--- Start Input records ---

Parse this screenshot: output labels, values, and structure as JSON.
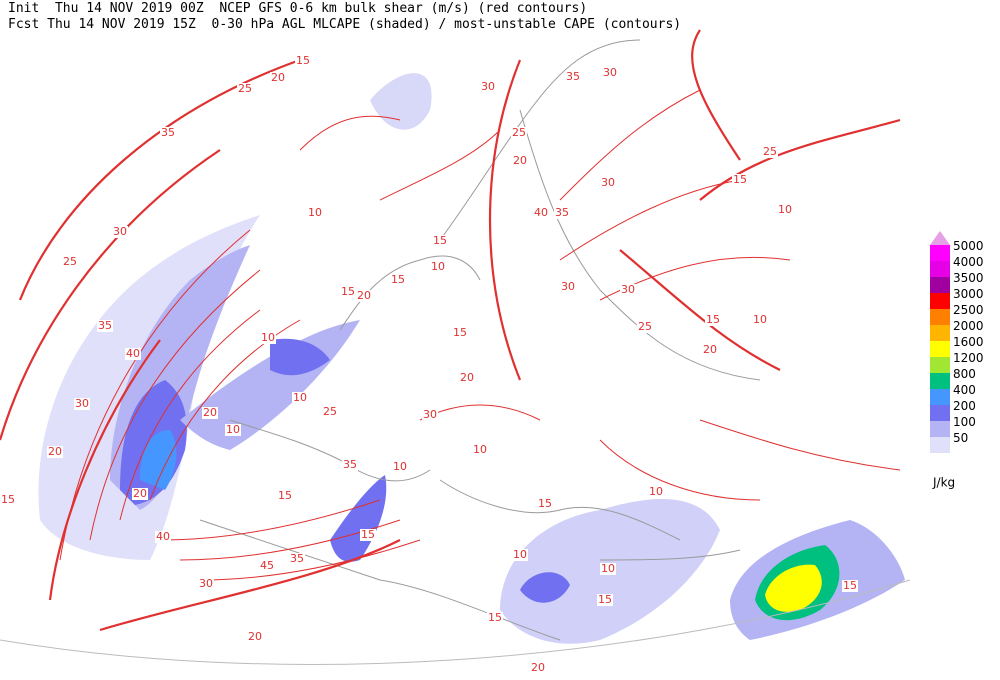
{
  "header": {
    "line1": "Init  Thu 14 NOV 2019 00Z  NCEP GFS 0-6 km bulk shear (m/s) (red contours)",
    "line2": "Fcst Thu 14 NOV 2019 15Z  0-30 hPa AGL MLCAPE (shaded) / most-unstable CAPE (contours)"
  },
  "legend": {
    "unit": "J/kg",
    "levels": [
      {
        "label": "5000",
        "color": "#ff00ff"
      },
      {
        "label": "4000",
        "color": "#e600e6"
      },
      {
        "label": "3500",
        "color": "#a000a0"
      },
      {
        "label": "3000",
        "color": "#ff0000"
      },
      {
        "label": "2500",
        "color": "#ff8000"
      },
      {
        "label": "2000",
        "color": "#ffb400"
      },
      {
        "label": "1600",
        "color": "#ffff00"
      },
      {
        "label": "1200",
        "color": "#a0e632"
      },
      {
        "label": "800",
        "color": "#00c080"
      },
      {
        "label": "400",
        "color": "#4696ff"
      },
      {
        "label": "200",
        "color": "#7070f0"
      },
      {
        "label": "100",
        "color": "#b4b4f5"
      },
      {
        "label": "50",
        "color": "#e0e0fa"
      }
    ]
  },
  "contour_labels": [
    15,
    20,
    25,
    35,
    30,
    25,
    35,
    40,
    30,
    20,
    15,
    20,
    20,
    10,
    10,
    10,
    10,
    15,
    20,
    15,
    10,
    15,
    15,
    20,
    25,
    20,
    40,
    35,
    30,
    35,
    30,
    30,
    25,
    15,
    10,
    10,
    15,
    20,
    25,
    30,
    30,
    10,
    15,
    10,
    10,
    15,
    10,
    15,
    15,
    20,
    20,
    30,
    35,
    45,
    40,
    15,
    35,
    10,
    30,
    25,
    15
  ]
}
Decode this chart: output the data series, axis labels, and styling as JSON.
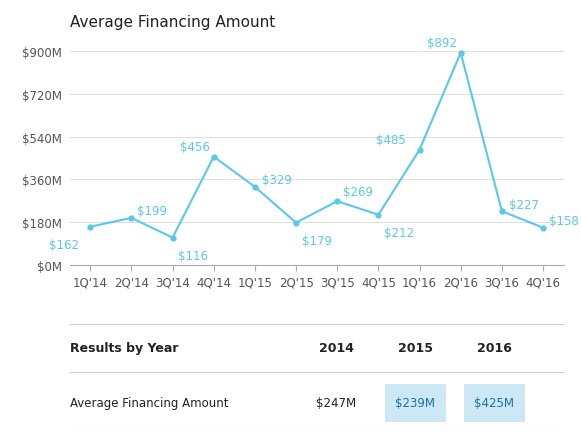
{
  "title": "Average Financing Amount",
  "x_labels": [
    "1Q'14",
    "2Q'14",
    "3Q'14",
    "4Q'14",
    "1Q'15",
    "2Q'15",
    "3Q'15",
    "4Q'15",
    "1Q'16",
    "2Q'16",
    "3Q'16",
    "4Q'16"
  ],
  "y_values": [
    162,
    199,
    116,
    456,
    329,
    179,
    269,
    212,
    485,
    892,
    227,
    158
  ],
  "point_labels": [
    "$162",
    "$199",
    "$116",
    "$456",
    "$329",
    "$179",
    "$269",
    "$212",
    "$485",
    "$892",
    "$227",
    "$158"
  ],
  "label_offsets_x": [
    -8,
    4,
    4,
    -3,
    5,
    4,
    4,
    4,
    -10,
    -3,
    5,
    4
  ],
  "label_offsets_y": [
    -13,
    5,
    -13,
    7,
    5,
    -13,
    7,
    -13,
    7,
    7,
    5,
    5
  ],
  "line_color": "#5bc8e8",
  "ytick_labels": [
    "$0M",
    "$180M",
    "$360M",
    "$540M",
    "$720M",
    "$900M"
  ],
  "ytick_values": [
    0,
    180,
    360,
    540,
    720,
    900
  ],
  "ylim": [
    0,
    970
  ],
  "title_fontsize": 11,
  "tick_fontsize": 8.5,
  "label_fontsize": 8.5,
  "table_header_left": "Results by Year",
  "table_header_years": [
    "2014",
    "2015",
    "2016"
  ],
  "table_row_label": "Average Financing Amount",
  "table_values": [
    "$247M",
    "$239M",
    "$425M"
  ],
  "table_highlight_indices": [
    1,
    2
  ],
  "highlight_color": "#cce8f5",
  "background_color": "#ffffff",
  "text_color_dark": "#222222",
  "text_color_mid": "#555555",
  "line_separator_color": "#cccccc",
  "grid_color": "#dddddd"
}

--- End Input records ---

### Requirement
Give only the number of lines in the material above that include the word "Financing".

### Written solution
2